[TEXT PASSAGE]
The results we obtained with STE-MTR are in full agreement with a longitudinal study by Fjaer et al. (Fjaer et al., 2013), in which MTR was performed on a preclinical 7 Tesla system. In that study, MTR values were significantly decreased in the corpus callosum and the caudate/putamen following CPZ administration in mice, but no changes were detected in cortical areas. A few other studies focusing on the corpus callosum of CPZ-treated mice have associated MTR values to oligodendrocytes numbers and myelin (Boretius et al., 2012; Guglielmetti et al., 2016a; Merkler et al., 2005; Thiessen et al., 2013; Turati et al., 2015), and to markers of gliosis (Guglielmetti et al., 2016a; Zaaraoui et al., 2008).

In line with these observations, we also showed that both UTE- and STE-MTR values correlate with myelin content as measured by MBP immunostaining in healthy control mice. Interestingly, these correlations between UTE-MTR or STE-MTR and MBP immunostaining were also observed during toxic-induced demyelination following CPZ diet (Table 1 and Table 2), demonstrating that modulations in both UTE- and STE-MTR values were associated with longitudinal changes in myelin content. However, it is important to note that demyelination is often accompanied by changes in the brain microenvironement, such as immune response, reactive gliosis, neurodegeneration and/or edema (Gudi et al., 2009; Lucchinetti et al., 2011; Praet et al., 2014; Reich et al., 2018). In particular, gliosis and swelling of astrocyte processes, as indicated by an increase of GFAP immunostaining, may contribute to an increase of non-myelin associated water and thus might influence the measured UTE-MTR and STE-MTR values (Guglielmetti et al., 2016a; Zaaraoui et al., 2008). In this study, although GFAP staining was increased following CPZ administration, we did not find any correlations between UTE-MTR or STE-MTR values and GFAP immunostaining (Table 1 and Table 2). However, it is still difficult to completely disentangle demyelination and gliosis as these processes mostly occur concomitantly (Supplementary Table 5). Consequently, when we performed correlations on individual ROIs, we observed a strong positive correlation of UTE-MTR and STE-MTR with MBP and an inverse correlation with GFAP. In this analysis, two areas are of particular interest: (1) the splenium, which displays a distinct temporal pattern of demyelination and astrogliosis (Figure 3, maximal demyelination at W4 CPZ and maximal astrogliosis at W6 CPZ), showed that UTE-MTR was more significantly correlated to MBP than GFAP, and that STE-MTR was solely significantly correlated with MBP; (2) the cortical grey matter ROIs show strong correlation between MBP and GFAP immunostaining (Supplementary Table 5) but only UTE-MTR was able to detect association with MBP at the ROIs level (Table 1), indicating that the strongest correlate of UTE-MTR was MBP immunostaining.
[/TEXT PASSAGE]
[EXTRACTED RECORDS]
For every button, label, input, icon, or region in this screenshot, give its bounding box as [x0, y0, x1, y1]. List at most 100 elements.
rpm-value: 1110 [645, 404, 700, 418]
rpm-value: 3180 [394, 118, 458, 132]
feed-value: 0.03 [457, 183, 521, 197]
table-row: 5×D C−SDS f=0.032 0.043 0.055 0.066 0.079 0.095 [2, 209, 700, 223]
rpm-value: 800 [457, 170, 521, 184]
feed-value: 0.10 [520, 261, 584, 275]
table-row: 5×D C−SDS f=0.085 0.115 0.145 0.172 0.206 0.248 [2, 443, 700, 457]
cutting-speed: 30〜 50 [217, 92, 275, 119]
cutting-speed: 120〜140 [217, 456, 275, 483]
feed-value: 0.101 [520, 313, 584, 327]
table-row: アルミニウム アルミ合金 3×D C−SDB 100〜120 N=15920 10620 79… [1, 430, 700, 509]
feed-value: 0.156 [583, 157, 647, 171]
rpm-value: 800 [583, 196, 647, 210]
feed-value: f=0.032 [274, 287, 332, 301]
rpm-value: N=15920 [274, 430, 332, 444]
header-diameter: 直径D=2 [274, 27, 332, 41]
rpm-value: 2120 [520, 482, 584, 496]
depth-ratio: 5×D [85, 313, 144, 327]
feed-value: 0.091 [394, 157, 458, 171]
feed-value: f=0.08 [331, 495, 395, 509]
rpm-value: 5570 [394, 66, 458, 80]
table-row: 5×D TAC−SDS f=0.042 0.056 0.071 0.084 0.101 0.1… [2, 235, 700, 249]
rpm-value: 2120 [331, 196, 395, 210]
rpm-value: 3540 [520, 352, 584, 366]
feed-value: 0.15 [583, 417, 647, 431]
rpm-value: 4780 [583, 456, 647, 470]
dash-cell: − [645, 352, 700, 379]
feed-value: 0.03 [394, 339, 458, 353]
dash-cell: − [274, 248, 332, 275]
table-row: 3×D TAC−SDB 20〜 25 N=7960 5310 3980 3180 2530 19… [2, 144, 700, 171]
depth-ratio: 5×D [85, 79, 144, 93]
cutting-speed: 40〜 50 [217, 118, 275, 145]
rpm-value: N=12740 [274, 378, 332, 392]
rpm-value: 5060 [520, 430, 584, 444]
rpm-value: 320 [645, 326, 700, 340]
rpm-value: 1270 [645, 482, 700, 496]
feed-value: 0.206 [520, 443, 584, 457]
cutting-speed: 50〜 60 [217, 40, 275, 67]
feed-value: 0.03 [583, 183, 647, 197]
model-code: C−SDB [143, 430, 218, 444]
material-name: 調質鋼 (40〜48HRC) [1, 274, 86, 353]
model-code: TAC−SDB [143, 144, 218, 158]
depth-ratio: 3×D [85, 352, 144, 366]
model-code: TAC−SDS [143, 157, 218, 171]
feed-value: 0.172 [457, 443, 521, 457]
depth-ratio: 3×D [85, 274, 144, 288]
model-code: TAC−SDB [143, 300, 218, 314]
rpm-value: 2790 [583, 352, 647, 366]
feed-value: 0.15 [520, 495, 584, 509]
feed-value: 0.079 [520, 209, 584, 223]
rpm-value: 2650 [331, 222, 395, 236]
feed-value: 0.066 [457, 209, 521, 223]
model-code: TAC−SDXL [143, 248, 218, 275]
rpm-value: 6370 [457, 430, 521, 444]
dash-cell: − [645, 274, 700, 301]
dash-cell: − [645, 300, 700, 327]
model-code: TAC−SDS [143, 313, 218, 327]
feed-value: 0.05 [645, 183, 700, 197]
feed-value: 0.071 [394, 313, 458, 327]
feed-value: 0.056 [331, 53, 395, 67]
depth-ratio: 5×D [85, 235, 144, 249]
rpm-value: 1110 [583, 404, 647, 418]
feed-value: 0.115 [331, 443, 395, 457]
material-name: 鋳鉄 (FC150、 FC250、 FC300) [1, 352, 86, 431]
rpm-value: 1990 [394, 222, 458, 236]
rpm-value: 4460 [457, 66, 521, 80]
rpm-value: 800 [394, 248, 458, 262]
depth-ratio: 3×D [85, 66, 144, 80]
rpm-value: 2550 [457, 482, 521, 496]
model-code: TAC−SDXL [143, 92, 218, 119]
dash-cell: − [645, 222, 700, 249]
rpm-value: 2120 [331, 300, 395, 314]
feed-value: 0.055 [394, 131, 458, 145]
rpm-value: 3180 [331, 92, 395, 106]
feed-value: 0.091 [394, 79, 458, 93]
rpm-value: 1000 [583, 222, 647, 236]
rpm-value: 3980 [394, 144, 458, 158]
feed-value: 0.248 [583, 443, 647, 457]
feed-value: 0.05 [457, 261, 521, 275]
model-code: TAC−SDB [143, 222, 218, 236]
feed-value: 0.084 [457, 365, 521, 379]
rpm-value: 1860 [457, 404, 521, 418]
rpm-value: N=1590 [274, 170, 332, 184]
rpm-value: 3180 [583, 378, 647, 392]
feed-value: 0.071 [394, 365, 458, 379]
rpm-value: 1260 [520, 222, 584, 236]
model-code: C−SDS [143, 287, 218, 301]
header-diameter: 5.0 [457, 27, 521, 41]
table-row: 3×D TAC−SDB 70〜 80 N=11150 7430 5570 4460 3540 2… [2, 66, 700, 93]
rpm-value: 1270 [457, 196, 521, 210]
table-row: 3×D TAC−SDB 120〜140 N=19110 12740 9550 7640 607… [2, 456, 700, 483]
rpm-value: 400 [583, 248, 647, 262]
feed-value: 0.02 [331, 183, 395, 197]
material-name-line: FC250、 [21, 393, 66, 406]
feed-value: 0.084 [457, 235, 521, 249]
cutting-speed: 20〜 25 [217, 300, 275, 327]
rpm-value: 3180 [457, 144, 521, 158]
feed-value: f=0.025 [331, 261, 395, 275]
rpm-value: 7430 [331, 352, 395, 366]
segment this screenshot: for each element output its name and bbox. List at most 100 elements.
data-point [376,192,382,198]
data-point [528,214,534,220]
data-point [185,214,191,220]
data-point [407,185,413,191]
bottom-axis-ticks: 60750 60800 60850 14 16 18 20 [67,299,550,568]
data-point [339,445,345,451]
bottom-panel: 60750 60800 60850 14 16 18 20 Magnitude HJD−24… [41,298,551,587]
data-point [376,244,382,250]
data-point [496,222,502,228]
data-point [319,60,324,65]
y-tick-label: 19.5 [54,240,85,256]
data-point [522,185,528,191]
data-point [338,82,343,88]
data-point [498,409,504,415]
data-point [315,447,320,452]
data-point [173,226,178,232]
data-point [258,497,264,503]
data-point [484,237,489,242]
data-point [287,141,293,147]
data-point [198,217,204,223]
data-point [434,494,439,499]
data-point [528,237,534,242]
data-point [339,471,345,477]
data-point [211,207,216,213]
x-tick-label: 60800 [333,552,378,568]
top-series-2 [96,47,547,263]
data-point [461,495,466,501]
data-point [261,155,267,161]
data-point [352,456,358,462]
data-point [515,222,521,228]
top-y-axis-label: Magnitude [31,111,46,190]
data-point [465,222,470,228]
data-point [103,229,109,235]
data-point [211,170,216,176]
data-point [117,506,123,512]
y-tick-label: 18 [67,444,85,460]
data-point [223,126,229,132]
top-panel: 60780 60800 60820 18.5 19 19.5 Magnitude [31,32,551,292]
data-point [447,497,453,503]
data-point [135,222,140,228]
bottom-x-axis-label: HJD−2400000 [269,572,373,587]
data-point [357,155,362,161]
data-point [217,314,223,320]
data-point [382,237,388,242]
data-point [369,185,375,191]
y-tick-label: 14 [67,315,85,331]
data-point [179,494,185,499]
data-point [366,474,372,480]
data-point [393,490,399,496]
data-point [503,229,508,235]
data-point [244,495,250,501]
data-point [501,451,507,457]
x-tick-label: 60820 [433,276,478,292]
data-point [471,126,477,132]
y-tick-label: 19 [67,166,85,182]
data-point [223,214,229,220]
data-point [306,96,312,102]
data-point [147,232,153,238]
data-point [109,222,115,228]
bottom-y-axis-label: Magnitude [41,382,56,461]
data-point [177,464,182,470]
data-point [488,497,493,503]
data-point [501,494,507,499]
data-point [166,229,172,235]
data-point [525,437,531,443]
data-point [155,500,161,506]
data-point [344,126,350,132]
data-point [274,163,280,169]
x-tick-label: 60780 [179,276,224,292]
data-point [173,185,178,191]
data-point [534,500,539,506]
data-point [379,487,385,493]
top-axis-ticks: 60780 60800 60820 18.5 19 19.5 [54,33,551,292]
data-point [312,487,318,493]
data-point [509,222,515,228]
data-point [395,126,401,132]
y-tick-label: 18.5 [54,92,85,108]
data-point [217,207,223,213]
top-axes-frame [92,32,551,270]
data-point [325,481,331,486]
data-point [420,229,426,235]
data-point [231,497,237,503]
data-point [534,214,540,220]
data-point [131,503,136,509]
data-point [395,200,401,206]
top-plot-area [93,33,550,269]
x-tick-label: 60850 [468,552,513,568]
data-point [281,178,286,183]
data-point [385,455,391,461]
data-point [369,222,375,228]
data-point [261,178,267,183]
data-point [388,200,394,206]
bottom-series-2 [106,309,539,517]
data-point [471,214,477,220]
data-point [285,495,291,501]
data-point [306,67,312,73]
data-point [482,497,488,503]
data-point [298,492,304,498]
[/EXTRACTED RECORDS]
(ACTIVITY 1):
Say whether each statement below agrees with the passage on MTR imaging. Answer yes or no, and quote the words of the passage that decide it.
(a) The Fjaer et al. study performed MTR on a preclinical 7 Tesla system.
(b) The Fjaer et al. study detected MTR changes in cortical areas.
(c) This study found correlations between UTE-MTR or STE-MTR values and GFAP immunostaining.
(ACTIVITY 2):
Answer these questions from the passage on MTR imaging.
(a) In which brain regions were MTR values significantly decreased after CPZ administration in the Fjaer et al. study?
(b) By what method was myelin content measured in healthy control mice?
(c) In the splenium, when did maximal astrogliosis occur?
(ACTIVITY 3): Repeat the passage on MTR imaging, starting with "The results we" and going on through "gliosis (Guglielmetti et al., 2016a; Zaaraoui et al., 2008).".

(ANSWER SECTION 1):
(a) Yes: "in which MTR was performed on a preclinical 7 Tesla system"
(b) No: "but no changes were detected in cortical areas"
(c) No: "we did not find any correlations between UTE-MTR or STE-MTR values and GFAP immunostaining"

(ANSWER SECTION 2):
(a) The corpus callosum and the caudate/putamen
(b) MBP immunostaining
(c) At W6 CPZ

(ANSWER SECTION 3):
The results we obtained with STE-MTR are in full agreement with a longitudinal study by Fjaer et al. (Fjaer et al., 2013), in which MTR was performed on a preclinical 7 Tesla system. In that study, MTR values were significantly decreased in the corpus callosum and the caudate/putamen following CPZ administration in mice, but no changes were detected in cortical areas. A few other studies focusing on the corpus callosum of CPZ-treated mice have associated MTR values to oligodendrocytes numbers and myelin (Boretius et al., 2012; Guglielmetti et al., 2016a; Merkler et al., 2005; Thiessen et al., 2013; Turati et al., 2015), and to markers of gliosis (Guglielmetti et al., 2016a; Zaaraoui et al., 2008).